> **EXERCISE**:
From the listing below, select every line where the word "suicide" appears.

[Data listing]
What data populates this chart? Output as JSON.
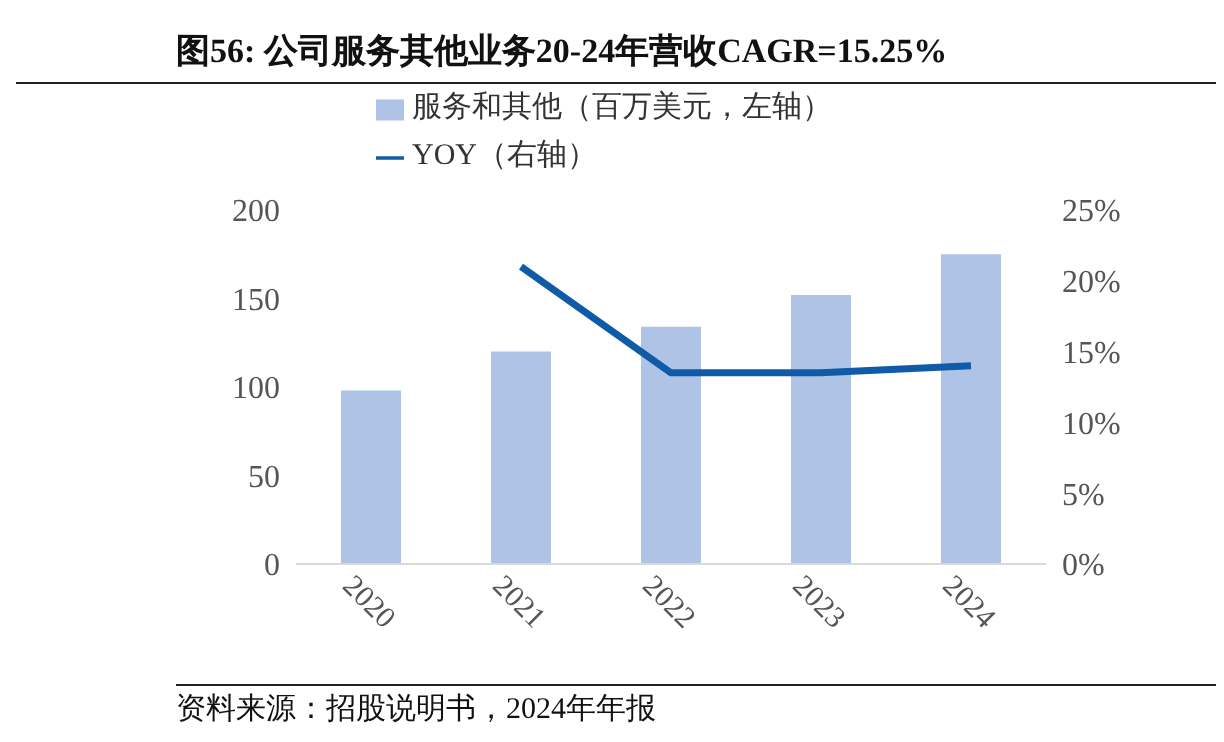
{
  "chart_data": {
    "type": "bar",
    "title": "图56:  公司服务其他业务20-24年营收CAGR=15.25%",
    "categories": [
      "2020",
      "2021",
      "2022",
      "2023",
      "2024"
    ],
    "series": [
      {
        "name": "服务和其他（百万美元，左轴）",
        "color": "#aec3e6",
        "values": [
          98,
          120,
          134,
          152,
          175
        ]
      },
      {
        "name": "YOY（右轴）",
        "type": "line",
        "axis": "y2",
        "color": "#0f5ba7",
        "values": [
          null,
          21,
          13.5,
          13.5,
          14
        ]
      }
    ],
    "ylim": [
      0,
      200
    ],
    "yticks": [
      0,
      50,
      100,
      150,
      200
    ],
    "y2lim": [
      0,
      25
    ],
    "y2ticks": [
      {
        "value": 0,
        "label": "0%"
      },
      {
        "value": 5,
        "label": "5%"
      },
      {
        "value": 10,
        "label": "10%"
      },
      {
        "value": 15,
        "label": "15%"
      },
      {
        "value": 20,
        "label": "20%"
      },
      {
        "value": 25,
        "label": "25%"
      }
    ],
    "legend": "top left",
    "grid": false,
    "marker": "none",
    "annotations": [
      "资料来源：招股说明书，2024年年报"
    ]
  }
}
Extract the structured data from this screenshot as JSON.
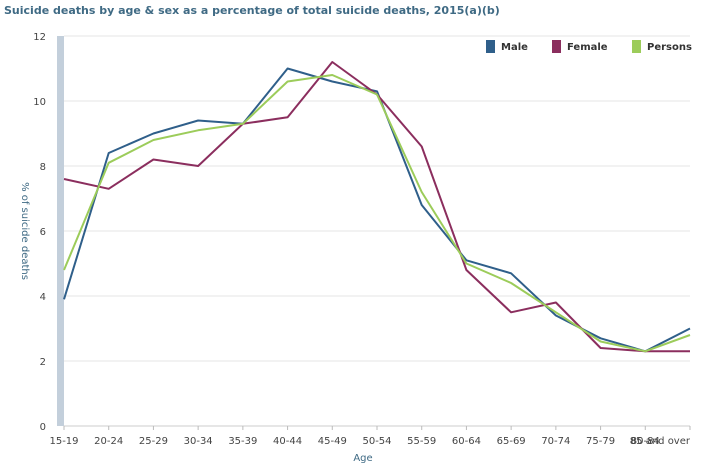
{
  "chart_data": {
    "type": "line",
    "title": "Suicide deaths by age & sex as a percentage of total suicide deaths, 2015(a)(b)",
    "xlabel": "Age",
    "ylabel": "% of suicide deaths",
    "ylim": [
      0,
      12
    ],
    "yticks": [
      0,
      2,
      4,
      6,
      8,
      10,
      12
    ],
    "grid": true,
    "legend_position": "top-right",
    "categories": [
      "15-19",
      "20-24",
      "25-29",
      "30-34",
      "35-39",
      "40-44",
      "45-49",
      "50-54",
      "55-59",
      "60-64",
      "65-69",
      "70-74",
      "75-79",
      "80-84",
      "85 and over"
    ],
    "series": [
      {
        "name": "Male",
        "color": "#2f5f8a",
        "values": [
          3.9,
          8.4,
          9.0,
          9.4,
          9.3,
          11.0,
          10.6,
          10.3,
          6.8,
          5.1,
          4.7,
          3.4,
          2.7,
          2.3,
          3.0
        ]
      },
      {
        "name": "Female",
        "color": "#8b2e5e",
        "values": [
          7.6,
          7.3,
          8.2,
          8.0,
          9.3,
          9.5,
          11.2,
          10.2,
          8.6,
          4.8,
          3.5,
          3.8,
          2.4,
          2.3,
          2.3
        ]
      },
      {
        "name": "Persons",
        "color": "#9ccc5a",
        "values": [
          4.8,
          8.1,
          8.8,
          9.1,
          9.3,
          10.6,
          10.8,
          10.2,
          7.2,
          5.0,
          4.4,
          3.5,
          2.6,
          2.3,
          2.8
        ]
      }
    ]
  }
}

> **ANSWER IN FULL**:
    "title": "Suicide deaths by age & sex as a percentage of total suicide deaths, 2015(a)(b)",
    "ylabel": "% of suicide deaths",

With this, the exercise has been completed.